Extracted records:
__________________________________________________

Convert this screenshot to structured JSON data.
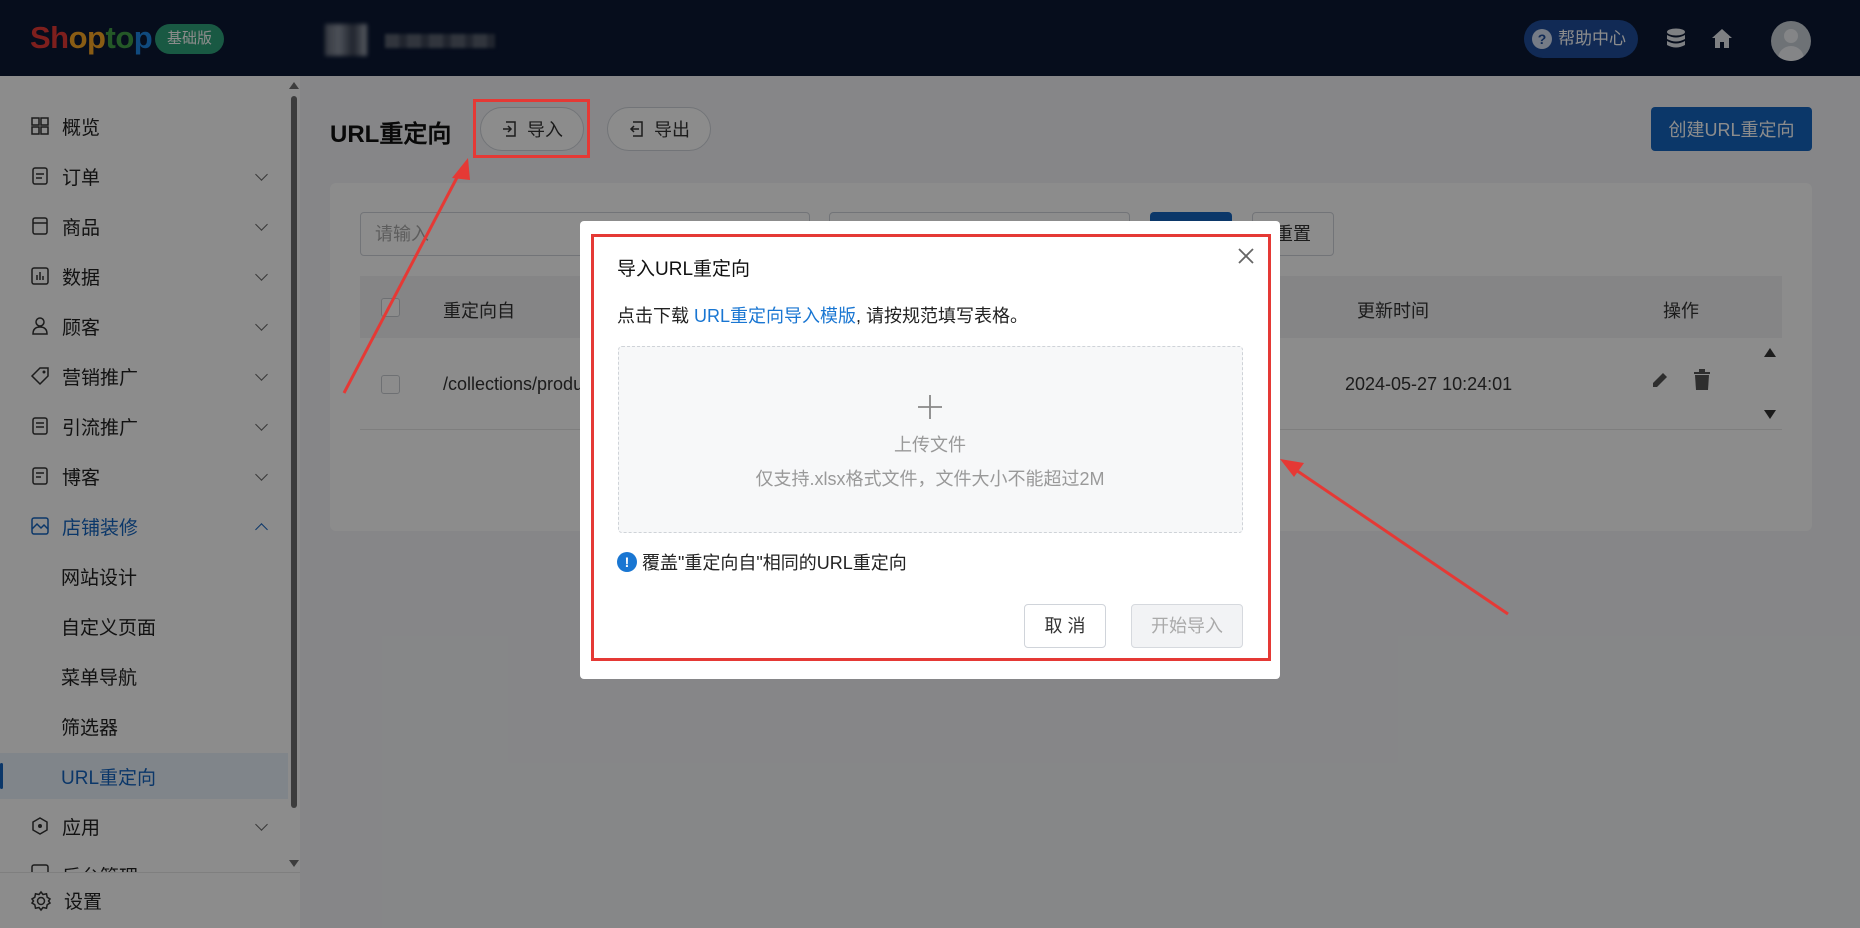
{
  "header": {
    "logo": [
      "Sh",
      "op",
      "to",
      "p"
    ],
    "plan_badge": "基础版",
    "help_label": "帮助中心",
    "help_glyph": "?",
    "icons": [
      "database-icon",
      "home-icon",
      "avatar"
    ]
  },
  "sidebar": {
    "items": [
      {
        "label": "概览",
        "icon": "dashboard-icon",
        "expandable": false
      },
      {
        "label": "订单",
        "icon": "order-icon",
        "expandable": true
      },
      {
        "label": "商品",
        "icon": "product-icon",
        "expandable": true
      },
      {
        "label": "数据",
        "icon": "chart-icon",
        "expandable": true
      },
      {
        "label": "顾客",
        "icon": "user-icon",
        "expandable": true
      },
      {
        "label": "营销推广",
        "icon": "tag-icon",
        "expandable": true
      },
      {
        "label": "引流推广",
        "icon": "doc-icon",
        "expandable": true
      },
      {
        "label": "博客",
        "icon": "blog-icon",
        "expandable": true
      },
      {
        "label": "店铺装修",
        "icon": "store-icon",
        "expandable": true,
        "expanded": true
      }
    ],
    "sub_items": [
      "网站设计",
      "自定义页面",
      "菜单导航",
      "筛选器",
      "URL重定向"
    ],
    "selected_sub": "URL重定向",
    "after_items": [
      {
        "label": "应用",
        "icon": "app-icon",
        "expandable": true
      },
      {
        "label": "后台管理",
        "icon": "admin-icon",
        "expandable": true
      }
    ],
    "settings_label": "设置"
  },
  "main": {
    "title": "URL重定向",
    "import_label": "导入",
    "export_label": "导出",
    "create_label": "创建URL重定向",
    "search_placeholder": "请输入",
    "reset_label": "重置",
    "table": {
      "columns": [
        "重定向自",
        "更新时间",
        "操作"
      ],
      "rows": [
        {
          "from": "/collections/produ",
          "updated": "2024-05-27 10:24:01"
        }
      ]
    }
  },
  "modal": {
    "title": "导入URL重定向",
    "desc_prefix": "点击下载 ",
    "template_link": "URL重定向导入模版",
    "desc_suffix": ", 请按规范填写表格。",
    "upload_label": "上传文件",
    "upload_hint": "仅支持.xlsx格式文件，文件大小不能超过2M",
    "overwrite_label": "覆盖\"重定向自\"相同的URL重定向",
    "info_glyph": "!",
    "cancel_label": "取 消",
    "start_label": "开始导入"
  },
  "colors": {
    "topbar": "#0b1833",
    "accent": "#1565c0",
    "annotation": "#e53935"
  }
}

__________________________________________________

__WHAT TO PRODUCE__
Omitting all images, print the listing exactly.

__TASK OUTPUT__
Convert this screenshot to structured JSON data.
{
  "header": {
    "logo": [
      "Sh",
      "op",
      "to",
      "p"
    ],
    "plan_badge": "基础版",
    "help_label": "帮助中心",
    "help_glyph": "?",
    "icons": [
      "database-icon",
      "home-icon",
      "avatar"
    ]
  },
  "sidebar": {
    "items": [
      {
        "label": "概览",
        "icon": "dashboard-icon",
        "expandable": false
      },
      {
        "label": "订单",
        "icon": "order-icon",
        "expandable": true
      },
      {
        "label": "商品",
        "icon": "product-icon",
        "expandable": true
      },
      {
        "label": "数据",
        "icon": "chart-icon",
        "expandable": true
      },
      {
        "label": "顾客",
        "icon": "user-icon",
        "expandable": true
      },
      {
        "label": "营销推广",
        "icon": "tag-icon",
        "expandable": true
      },
      {
        "label": "引流推广",
        "icon": "doc-icon",
        "expandable": true
      },
      {
        "label": "博客",
        "icon": "blog-icon",
        "expandable": true
      },
      {
        "label": "店铺装修",
        "icon": "store-icon",
        "expandable": true,
        "expanded": true
      }
    ],
    "sub_items": [
      "网站设计",
      "自定义页面",
      "菜单导航",
      "筛选器",
      "URL重定向"
    ],
    "selected_sub": "URL重定向",
    "after_items": [
      {
        "label": "应用",
        "icon": "app-icon",
        "expandable": true
      },
      {
        "label": "后台管理",
        "icon": "admin-icon",
        "expandable": true
      }
    ],
    "settings_label": "设置"
  },
  "main": {
    "title": "URL重定向",
    "import_label": "导入",
    "export_label": "导出",
    "create_label": "创建URL重定向",
    "search_placeholder": "请输入",
    "reset_label": "重置",
    "table": {
      "columns": [
        "重定向自",
        "更新时间",
        "操作"
      ],
      "rows": [
        {
          "from": "/collections/produ",
          "updated": "2024-05-27 10:24:01"
        }
      ]
    }
  },
  "modal": {
    "title": "导入URL重定向",
    "desc_prefix": "点击下载 ",
    "template_link": "URL重定向导入模版",
    "desc_suffix": ", 请按规范填写表格。",
    "upload_label": "上传文件",
    "upload_hint": "仅支持.xlsx格式文件，文件大小不能超过2M",
    "overwrite_label": "覆盖\"重定向自\"相同的URL重定向",
    "info_glyph": "!",
    "cancel_label": "取 消",
    "start_label": "开始导入"
  },
  "colors": {
    "topbar": "#0b1833",
    "accent": "#1565c0",
    "annotation": "#e53935"
  }
}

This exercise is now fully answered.